DATA FOR PROCESSING |
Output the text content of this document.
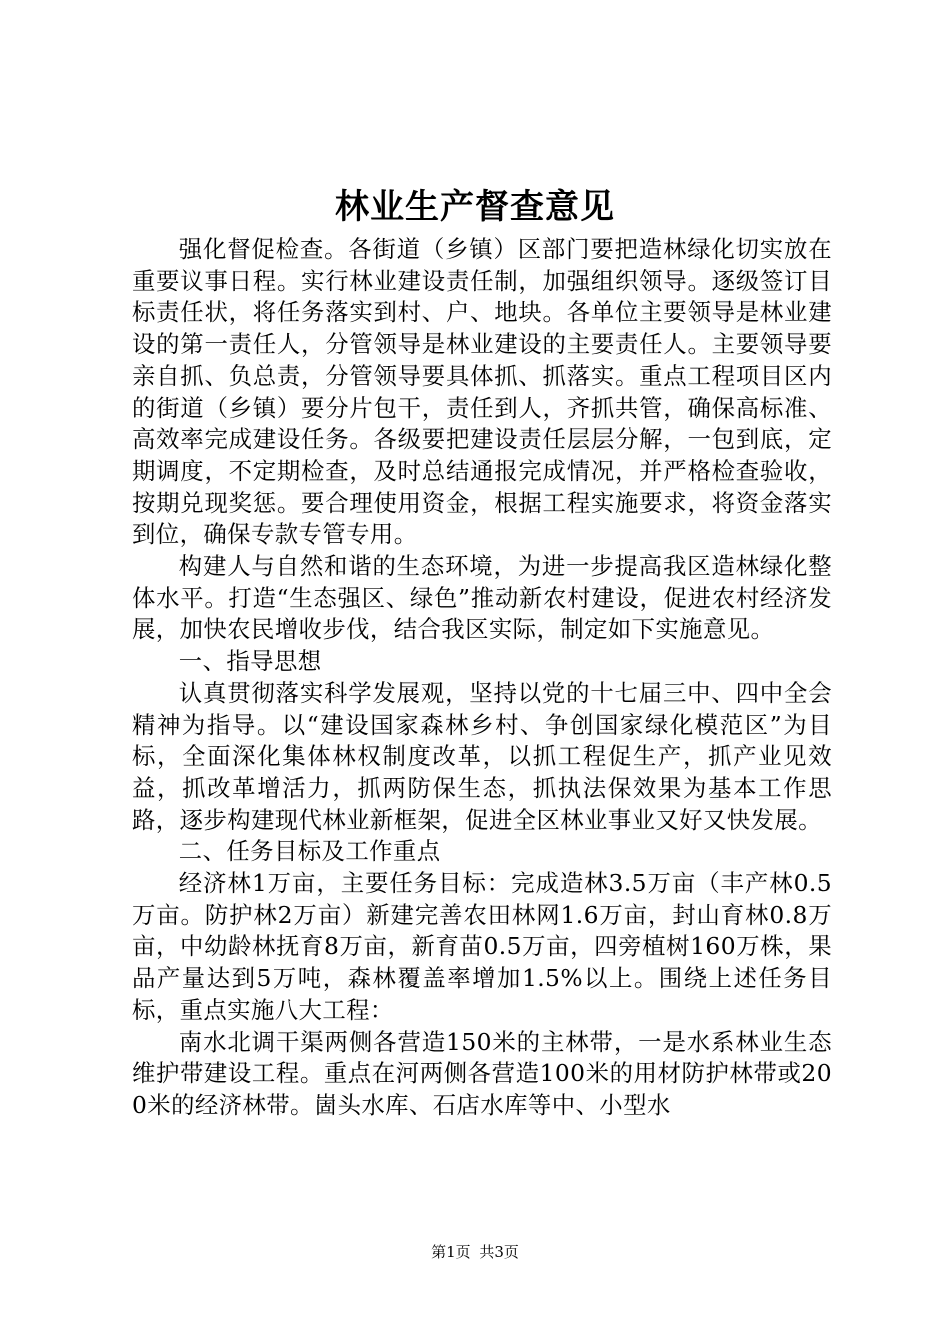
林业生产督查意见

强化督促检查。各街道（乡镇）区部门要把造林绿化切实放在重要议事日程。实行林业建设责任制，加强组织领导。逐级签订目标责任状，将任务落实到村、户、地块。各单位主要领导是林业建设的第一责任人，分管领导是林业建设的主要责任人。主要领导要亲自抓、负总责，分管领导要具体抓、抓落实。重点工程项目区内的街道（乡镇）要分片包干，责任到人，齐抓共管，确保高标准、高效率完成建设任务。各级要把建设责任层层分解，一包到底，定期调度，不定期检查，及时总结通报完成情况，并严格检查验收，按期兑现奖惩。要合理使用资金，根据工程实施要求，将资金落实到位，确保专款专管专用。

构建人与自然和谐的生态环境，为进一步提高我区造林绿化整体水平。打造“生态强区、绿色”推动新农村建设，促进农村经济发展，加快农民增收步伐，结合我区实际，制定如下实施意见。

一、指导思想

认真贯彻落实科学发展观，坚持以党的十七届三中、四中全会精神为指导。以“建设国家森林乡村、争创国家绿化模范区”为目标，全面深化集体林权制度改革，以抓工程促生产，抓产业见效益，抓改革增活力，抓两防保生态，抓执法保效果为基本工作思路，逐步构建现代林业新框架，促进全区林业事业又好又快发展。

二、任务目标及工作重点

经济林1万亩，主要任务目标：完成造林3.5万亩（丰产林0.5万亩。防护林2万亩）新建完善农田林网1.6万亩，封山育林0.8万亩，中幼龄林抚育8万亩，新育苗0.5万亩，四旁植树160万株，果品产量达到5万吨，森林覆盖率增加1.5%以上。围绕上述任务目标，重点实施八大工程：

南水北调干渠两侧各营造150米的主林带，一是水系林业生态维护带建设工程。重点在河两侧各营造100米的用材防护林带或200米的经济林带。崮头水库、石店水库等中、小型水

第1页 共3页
---
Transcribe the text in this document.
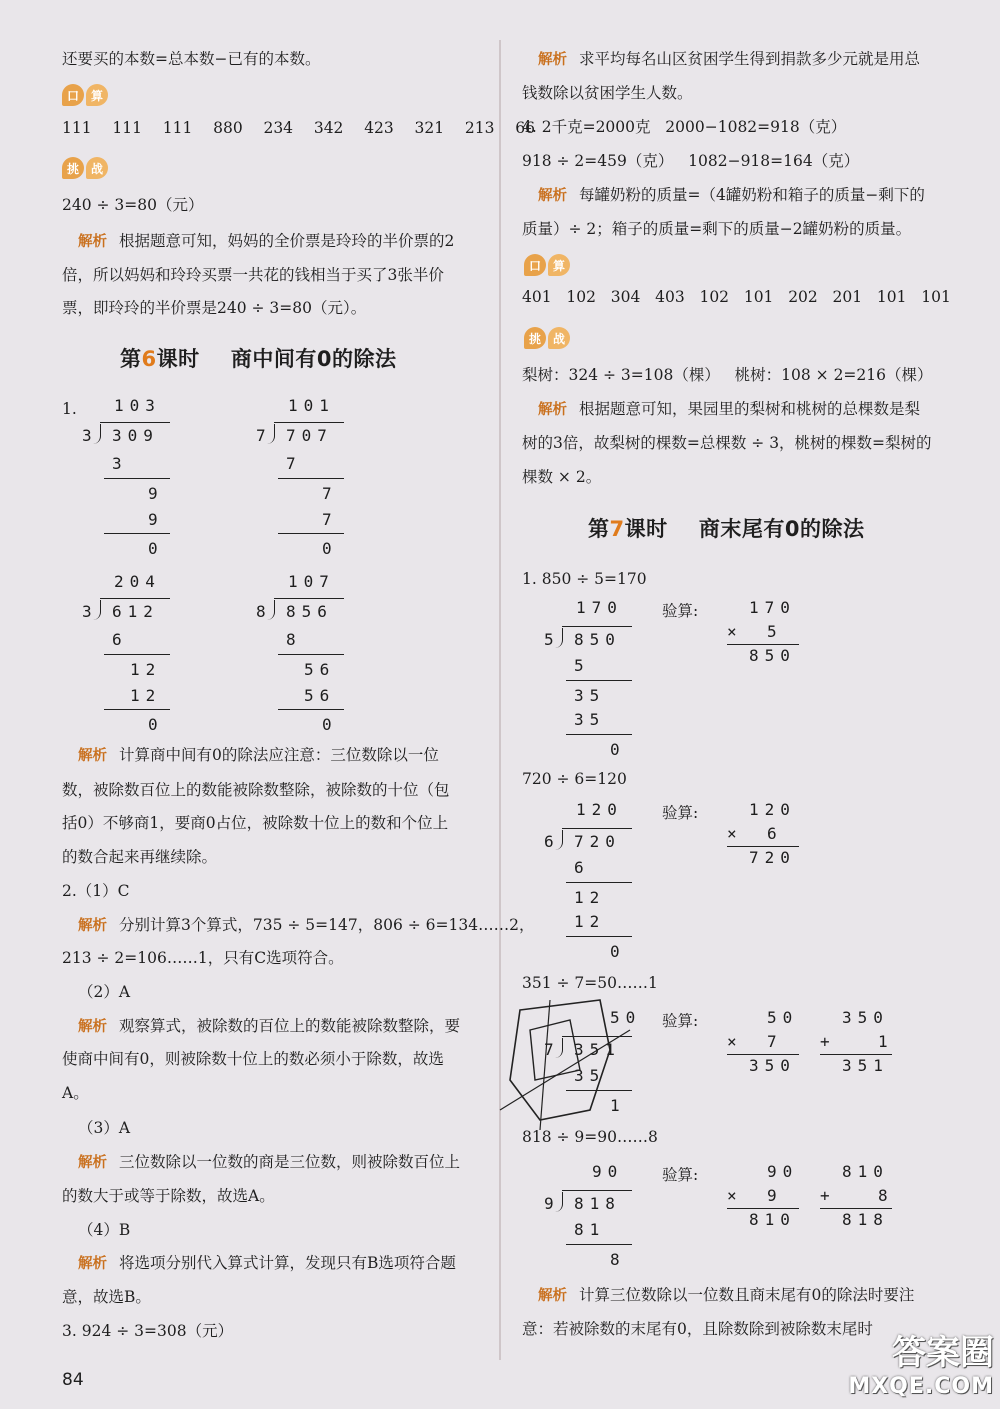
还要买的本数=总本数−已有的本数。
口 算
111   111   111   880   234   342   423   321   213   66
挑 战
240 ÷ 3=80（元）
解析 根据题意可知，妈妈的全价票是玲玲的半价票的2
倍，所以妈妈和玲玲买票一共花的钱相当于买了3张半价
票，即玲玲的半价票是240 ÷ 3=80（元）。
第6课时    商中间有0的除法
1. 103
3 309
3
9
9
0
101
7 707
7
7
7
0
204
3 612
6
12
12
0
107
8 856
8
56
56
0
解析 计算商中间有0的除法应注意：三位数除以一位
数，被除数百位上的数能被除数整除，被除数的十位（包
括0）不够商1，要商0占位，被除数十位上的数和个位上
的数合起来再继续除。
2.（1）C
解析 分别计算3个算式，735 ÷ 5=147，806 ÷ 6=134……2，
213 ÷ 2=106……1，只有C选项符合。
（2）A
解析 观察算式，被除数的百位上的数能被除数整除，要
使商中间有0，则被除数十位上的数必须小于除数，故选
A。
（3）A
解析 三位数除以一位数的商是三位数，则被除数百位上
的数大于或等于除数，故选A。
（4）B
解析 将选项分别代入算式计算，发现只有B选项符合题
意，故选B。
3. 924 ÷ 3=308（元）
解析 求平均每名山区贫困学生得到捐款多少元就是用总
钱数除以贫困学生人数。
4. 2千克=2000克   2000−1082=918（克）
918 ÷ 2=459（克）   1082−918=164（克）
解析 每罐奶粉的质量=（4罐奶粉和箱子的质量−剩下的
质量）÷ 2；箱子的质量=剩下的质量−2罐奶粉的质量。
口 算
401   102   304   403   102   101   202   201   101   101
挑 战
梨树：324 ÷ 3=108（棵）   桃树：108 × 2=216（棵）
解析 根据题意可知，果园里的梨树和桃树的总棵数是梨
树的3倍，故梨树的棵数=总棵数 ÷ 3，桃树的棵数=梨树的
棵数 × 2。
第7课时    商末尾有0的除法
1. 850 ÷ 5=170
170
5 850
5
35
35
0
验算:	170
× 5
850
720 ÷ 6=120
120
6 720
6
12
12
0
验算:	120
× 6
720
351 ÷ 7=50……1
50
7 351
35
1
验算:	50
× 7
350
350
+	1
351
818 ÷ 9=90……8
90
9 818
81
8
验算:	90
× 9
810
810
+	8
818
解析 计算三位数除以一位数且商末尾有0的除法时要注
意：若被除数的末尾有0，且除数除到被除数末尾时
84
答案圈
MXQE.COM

WRITTEN PROBLEM | Looking at the data above, show all lines where the word "this" occurs.

WRITTEN REPLY |
Output the text content of this document.
Transcribe the text in this document.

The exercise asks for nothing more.